The Woman King de Gina Prince-Bythewood est sorti hier dans nos salles. Porté par Viola Davis, Thuso Mbedu, Lashana Lynch, Sheila Atim et John Boyega, le long-métrage retrace l'histoire des Agojie, une unité de guerrières qui protégèrent le royaume de Dahomey au XIXème siècle en Afrique de l'Ouest. Leurs aptitudes et leur fureur n'ont jamais trouvé d'égal.
Le film suit la Générale Nanisca (Viola Davis), qui entraîne une nouvelle génération de recrues et les prépare à la bataille contre un ennemi déterminé à détruire leur mode de vie.
Ce film d'action pour lequel les actrices ont suivi un entraînement rigoureux est inspiré d'une histoire vraie pourtant assez peu connue.
Créées au début du XVIIIème siècle, les Agojie ou Mino (qui signifie "Nos mères") forment un régiment militaire composé exclusivement de femmes. Elles sont chargées de protéger le royaume ouest-africain du Dahomey (une région de l'actuel Bénin).

◆ LISTE DES TÂCHES
**A.** Répondez à ces questions sur le texte consacré à The Woman King :
(i) Quelle actrice joue la Générale Nanisca ?
(ii) Que signifie le nom « Mino » ?
(iii) À quoi correspond aujourd'hui le royaume du Dahomey ?
**B.** Recopiez mot pour mot, s'il vous plaît, le passage du texte consacré à The Woman King qui commence par « The Woman King » et se poursuit jusqu'à « assez peu connue. » inclus.

◆ DONNÉES FOURNIES
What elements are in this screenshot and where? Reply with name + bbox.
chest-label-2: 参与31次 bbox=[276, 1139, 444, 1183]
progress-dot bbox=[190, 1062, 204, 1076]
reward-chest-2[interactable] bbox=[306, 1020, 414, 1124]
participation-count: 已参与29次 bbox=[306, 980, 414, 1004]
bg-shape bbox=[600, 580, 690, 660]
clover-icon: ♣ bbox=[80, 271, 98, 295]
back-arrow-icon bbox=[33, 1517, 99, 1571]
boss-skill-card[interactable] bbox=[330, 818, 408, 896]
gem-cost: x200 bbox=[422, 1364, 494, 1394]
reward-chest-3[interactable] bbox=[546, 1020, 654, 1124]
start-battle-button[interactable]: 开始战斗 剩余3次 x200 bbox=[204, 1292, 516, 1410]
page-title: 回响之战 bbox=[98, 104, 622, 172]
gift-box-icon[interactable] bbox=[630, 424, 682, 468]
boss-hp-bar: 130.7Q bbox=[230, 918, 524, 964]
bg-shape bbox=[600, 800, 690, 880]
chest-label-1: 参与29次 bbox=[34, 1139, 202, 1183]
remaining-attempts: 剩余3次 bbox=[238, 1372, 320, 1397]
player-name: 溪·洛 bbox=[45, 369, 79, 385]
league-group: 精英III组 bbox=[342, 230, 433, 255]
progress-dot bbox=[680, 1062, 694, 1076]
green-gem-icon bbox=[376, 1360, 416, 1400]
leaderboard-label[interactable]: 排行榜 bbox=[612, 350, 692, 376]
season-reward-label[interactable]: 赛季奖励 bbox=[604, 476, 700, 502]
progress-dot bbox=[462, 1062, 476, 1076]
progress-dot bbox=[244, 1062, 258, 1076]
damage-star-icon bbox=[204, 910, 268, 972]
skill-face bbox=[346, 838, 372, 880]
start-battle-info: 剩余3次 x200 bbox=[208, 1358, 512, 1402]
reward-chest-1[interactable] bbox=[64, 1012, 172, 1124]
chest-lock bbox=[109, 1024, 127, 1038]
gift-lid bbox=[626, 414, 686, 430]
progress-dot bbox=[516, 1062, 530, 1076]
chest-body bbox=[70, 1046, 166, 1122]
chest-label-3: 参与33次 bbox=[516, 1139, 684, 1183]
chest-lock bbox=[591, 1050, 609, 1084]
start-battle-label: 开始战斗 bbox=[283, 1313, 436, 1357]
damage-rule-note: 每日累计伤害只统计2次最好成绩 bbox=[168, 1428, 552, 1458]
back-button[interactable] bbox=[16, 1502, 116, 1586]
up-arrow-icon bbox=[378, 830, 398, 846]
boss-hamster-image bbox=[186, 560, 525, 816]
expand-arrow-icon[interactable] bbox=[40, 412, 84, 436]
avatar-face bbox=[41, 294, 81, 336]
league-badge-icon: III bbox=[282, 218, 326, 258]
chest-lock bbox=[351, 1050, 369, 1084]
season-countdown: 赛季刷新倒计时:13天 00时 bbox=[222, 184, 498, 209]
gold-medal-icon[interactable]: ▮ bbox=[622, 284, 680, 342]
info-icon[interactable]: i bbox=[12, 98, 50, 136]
* * *
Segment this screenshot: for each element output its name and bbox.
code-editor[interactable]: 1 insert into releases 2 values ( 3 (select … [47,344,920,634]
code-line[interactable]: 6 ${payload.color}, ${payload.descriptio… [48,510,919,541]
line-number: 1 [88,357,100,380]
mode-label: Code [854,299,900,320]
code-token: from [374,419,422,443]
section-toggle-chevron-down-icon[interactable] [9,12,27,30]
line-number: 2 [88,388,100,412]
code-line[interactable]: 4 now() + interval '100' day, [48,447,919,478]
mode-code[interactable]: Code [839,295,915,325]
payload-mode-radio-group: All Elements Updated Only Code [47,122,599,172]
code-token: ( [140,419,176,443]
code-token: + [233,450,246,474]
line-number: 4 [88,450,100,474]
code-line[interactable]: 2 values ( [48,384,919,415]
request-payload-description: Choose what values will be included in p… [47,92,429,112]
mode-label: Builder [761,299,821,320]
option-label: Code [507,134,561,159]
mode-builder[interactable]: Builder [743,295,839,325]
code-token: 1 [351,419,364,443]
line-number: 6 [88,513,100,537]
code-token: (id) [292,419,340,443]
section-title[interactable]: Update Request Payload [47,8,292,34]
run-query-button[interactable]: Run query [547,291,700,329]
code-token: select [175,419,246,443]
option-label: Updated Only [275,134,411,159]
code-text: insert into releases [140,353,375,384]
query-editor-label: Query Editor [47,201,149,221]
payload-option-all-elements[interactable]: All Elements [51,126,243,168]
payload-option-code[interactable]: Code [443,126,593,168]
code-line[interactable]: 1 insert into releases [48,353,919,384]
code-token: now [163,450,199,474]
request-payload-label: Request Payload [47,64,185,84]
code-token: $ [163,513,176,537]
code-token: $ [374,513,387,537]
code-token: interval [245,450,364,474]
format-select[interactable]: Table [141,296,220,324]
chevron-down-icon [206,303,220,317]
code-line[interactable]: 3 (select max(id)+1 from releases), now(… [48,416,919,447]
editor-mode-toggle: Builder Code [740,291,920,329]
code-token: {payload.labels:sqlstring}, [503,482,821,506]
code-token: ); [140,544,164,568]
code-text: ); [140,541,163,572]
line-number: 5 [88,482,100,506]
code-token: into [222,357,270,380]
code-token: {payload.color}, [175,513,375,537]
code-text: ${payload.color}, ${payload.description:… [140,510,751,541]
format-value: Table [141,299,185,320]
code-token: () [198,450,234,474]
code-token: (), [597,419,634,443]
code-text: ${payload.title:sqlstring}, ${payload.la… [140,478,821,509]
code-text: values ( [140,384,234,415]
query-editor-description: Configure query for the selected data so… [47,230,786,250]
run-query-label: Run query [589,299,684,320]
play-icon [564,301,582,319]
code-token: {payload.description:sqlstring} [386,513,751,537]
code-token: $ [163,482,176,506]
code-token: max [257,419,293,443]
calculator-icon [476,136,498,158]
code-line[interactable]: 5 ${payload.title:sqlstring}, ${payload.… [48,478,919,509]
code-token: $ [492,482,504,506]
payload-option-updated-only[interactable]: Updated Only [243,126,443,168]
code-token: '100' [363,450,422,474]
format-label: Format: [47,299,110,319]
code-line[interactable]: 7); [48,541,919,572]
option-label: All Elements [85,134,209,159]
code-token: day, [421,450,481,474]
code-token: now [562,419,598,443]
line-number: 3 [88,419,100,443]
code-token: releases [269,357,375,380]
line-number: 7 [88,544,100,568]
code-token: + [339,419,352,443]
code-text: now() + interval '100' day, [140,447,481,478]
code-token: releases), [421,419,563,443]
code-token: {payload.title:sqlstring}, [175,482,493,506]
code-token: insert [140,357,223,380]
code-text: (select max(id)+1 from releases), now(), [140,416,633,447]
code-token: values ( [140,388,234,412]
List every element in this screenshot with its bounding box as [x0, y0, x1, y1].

◆ LES RÉPONSES
**A.**
(i) Viola Davis
(ii) « Nos mères »
(iii) À une région de l'actuel Bénin

**B.**
The Woman King de Gina Prince-Bythewood est sorti hier dans nos salles. Porté par Viola Davis, Thuso Mbedu, Lashana Lynch, Sheila Atim et John Boyega, le long-métrage retrace l'histoire des Agojie, une unité de guerrières qui protégèrent le royaume de Dahomey au XIXème siècle en Afrique de l'Ouest. Leurs aptitudes et leur fureur n'ont jamais trouvé d'égal.
Le film suit la Générale Nanisca (Viola Davis), qui entraîne une nouvelle génération de recrues et les prépare à la bataille contre un ennemi déterminé à détruire leur mode de vie.
Ce film d'action pour lequel les actrices ont suivi un entraînement rigoureux est inspiré d'une histoire vraie pourtant assez peu connue.